Dataset rows:
[Start]
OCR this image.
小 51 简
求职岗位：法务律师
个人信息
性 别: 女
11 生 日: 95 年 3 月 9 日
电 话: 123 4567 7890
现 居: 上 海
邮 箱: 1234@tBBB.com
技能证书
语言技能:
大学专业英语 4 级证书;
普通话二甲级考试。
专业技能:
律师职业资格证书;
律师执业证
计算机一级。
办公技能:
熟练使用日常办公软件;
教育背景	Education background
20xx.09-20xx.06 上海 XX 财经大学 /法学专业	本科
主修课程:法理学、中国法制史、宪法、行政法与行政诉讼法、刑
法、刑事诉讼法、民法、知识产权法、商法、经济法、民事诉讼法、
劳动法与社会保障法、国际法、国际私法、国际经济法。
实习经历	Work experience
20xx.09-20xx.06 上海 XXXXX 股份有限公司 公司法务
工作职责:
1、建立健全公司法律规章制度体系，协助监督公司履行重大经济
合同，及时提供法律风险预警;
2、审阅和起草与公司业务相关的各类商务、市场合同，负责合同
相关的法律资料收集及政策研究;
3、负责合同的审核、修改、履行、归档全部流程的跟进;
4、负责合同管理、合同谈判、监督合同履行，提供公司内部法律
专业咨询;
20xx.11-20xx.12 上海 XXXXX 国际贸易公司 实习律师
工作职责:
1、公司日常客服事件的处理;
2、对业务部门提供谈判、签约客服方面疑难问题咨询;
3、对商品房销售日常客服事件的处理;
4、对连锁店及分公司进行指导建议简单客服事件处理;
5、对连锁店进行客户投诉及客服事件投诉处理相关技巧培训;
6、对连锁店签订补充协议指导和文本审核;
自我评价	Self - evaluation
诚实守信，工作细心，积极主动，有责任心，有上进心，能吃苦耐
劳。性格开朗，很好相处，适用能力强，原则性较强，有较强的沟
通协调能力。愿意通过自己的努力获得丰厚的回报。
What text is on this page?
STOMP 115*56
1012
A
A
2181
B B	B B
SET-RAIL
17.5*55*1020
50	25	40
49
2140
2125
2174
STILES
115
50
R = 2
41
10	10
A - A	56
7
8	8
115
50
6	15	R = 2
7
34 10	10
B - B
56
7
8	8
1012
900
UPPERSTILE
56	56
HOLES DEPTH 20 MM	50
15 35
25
[End]
§ **Short exercise**: From the line that contains "What text is on this page?" to the last line of the material above, repeat every line exactly, keeping both the first and the last.

§ **Output of the task**:
What text is on this page?
STOMP 115*56
1012
A
A
2181
B B	B B
SET-RAIL
17.5*55*1020
50	25	40
49
2140
2125
2174
STILES
115
50
R = 2
41
10	10
A - A	56
7
8	8
115
50
6	15	R = 2
7
34 10	10
B - B
56
7
8	8
1012
900
UPPERSTILE
56	56
HOLES DEPTH 20 MM	50
15 35
25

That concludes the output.